_GIVEN REQUEST_.
Images do not belong in the copy. Retype all the entries below exactly.

===== INPUT MATERIAL

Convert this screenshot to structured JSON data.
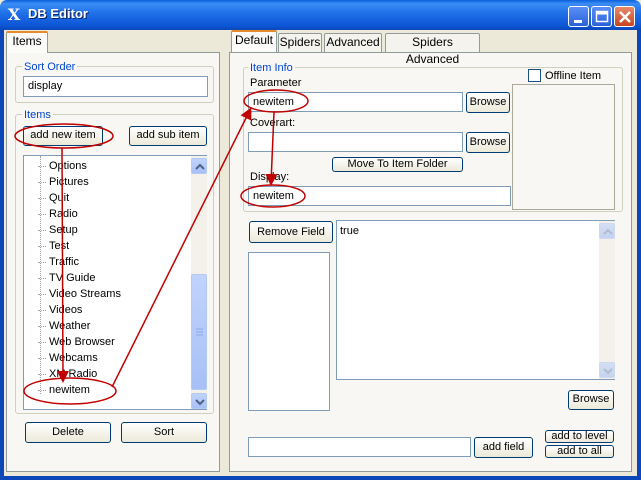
{
  "window": {
    "title": "DB Editor",
    "icon": "x-app-icon",
    "controls": [
      "minimize-icon",
      "maximize-icon",
      "close-icon"
    ]
  },
  "left": {
    "tab": "Items",
    "sort_order": {
      "legend": "Sort Order",
      "value": "display"
    },
    "items": {
      "legend": "Items",
      "add_new_item": "add new item",
      "add_sub_item": "add sub item",
      "list": [
        "Options",
        "Pictures",
        "Quit",
        "Radio",
        "Setup",
        "Test",
        "Traffic",
        "TV Guide",
        "Video Streams",
        "Videos",
        "Weather",
        "Web Browser",
        "Webcams",
        "XM Radio",
        "newitem"
      ]
    },
    "delete": "Delete",
    "sort": "Sort"
  },
  "right": {
    "tabs": [
      "Default",
      "Spiders",
      "Advanced",
      "Spiders Advanced"
    ],
    "active_tab": "Default",
    "item_info": {
      "legend": "Item Info",
      "parameter_label": "Parameter",
      "parameter_value": "newitem",
      "browse": "Browse",
      "coverart_label": "Coverart:",
      "coverart_value": "",
      "move_to_item_folder": "Move To Item Folder",
      "display_label": "Display:",
      "display_value": "newitem",
      "offline_item": "Offline Item",
      "offline_checked": false
    },
    "remove_field": "Remove Field",
    "value_text": "true",
    "browse2": "Browse",
    "field_input": "",
    "add_field": "add field",
    "add_to_level": "add to level",
    "add_to_all": "add to all"
  },
  "colors": {
    "annotation": "#c00000",
    "titlebar": "#0a5fdc",
    "legend_text": "#0046d5"
  }
}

==========

_WORKED ANSWER_.
Convert this screenshot to structured JSON data.
{
  "window": {
    "title": "DB Editor",
    "icon": "x-app-icon",
    "controls": [
      "minimize-icon",
      "maximize-icon",
      "close-icon"
    ]
  },
  "left": {
    "tab": "Items",
    "sort_order": {
      "legend": "Sort Order",
      "value": "display"
    },
    "items": {
      "legend": "Items",
      "add_new_item": "add new item",
      "add_sub_item": "add sub item",
      "list": [
        "Options",
        "Pictures",
        "Quit",
        "Radio",
        "Setup",
        "Test",
        "Traffic",
        "TV Guide",
        "Video Streams",
        "Videos",
        "Weather",
        "Web Browser",
        "Webcams",
        "XM Radio",
        "newitem"
      ]
    },
    "delete": "Delete",
    "sort": "Sort"
  },
  "right": {
    "tabs": [
      "Default",
      "Spiders",
      "Advanced",
      "Spiders Advanced"
    ],
    "active_tab": "Default",
    "item_info": {
      "legend": "Item Info",
      "parameter_label": "Parameter",
      "parameter_value": "newitem",
      "browse": "Browse",
      "coverart_label": "Coverart:",
      "coverart_value": "",
      "move_to_item_folder": "Move To Item Folder",
      "display_label": "Display:",
      "display_value": "newitem",
      "offline_item": "Offline Item",
      "offline_checked": false
    },
    "remove_field": "Remove Field",
    "value_text": "true",
    "browse2": "Browse",
    "field_input": "",
    "add_field": "add field",
    "add_to_level": "add to level",
    "add_to_all": "add to all"
  },
  "colors": {
    "annotation": "#c00000",
    "titlebar": "#0a5fdc",
    "legend_text": "#0046d5"
  }
}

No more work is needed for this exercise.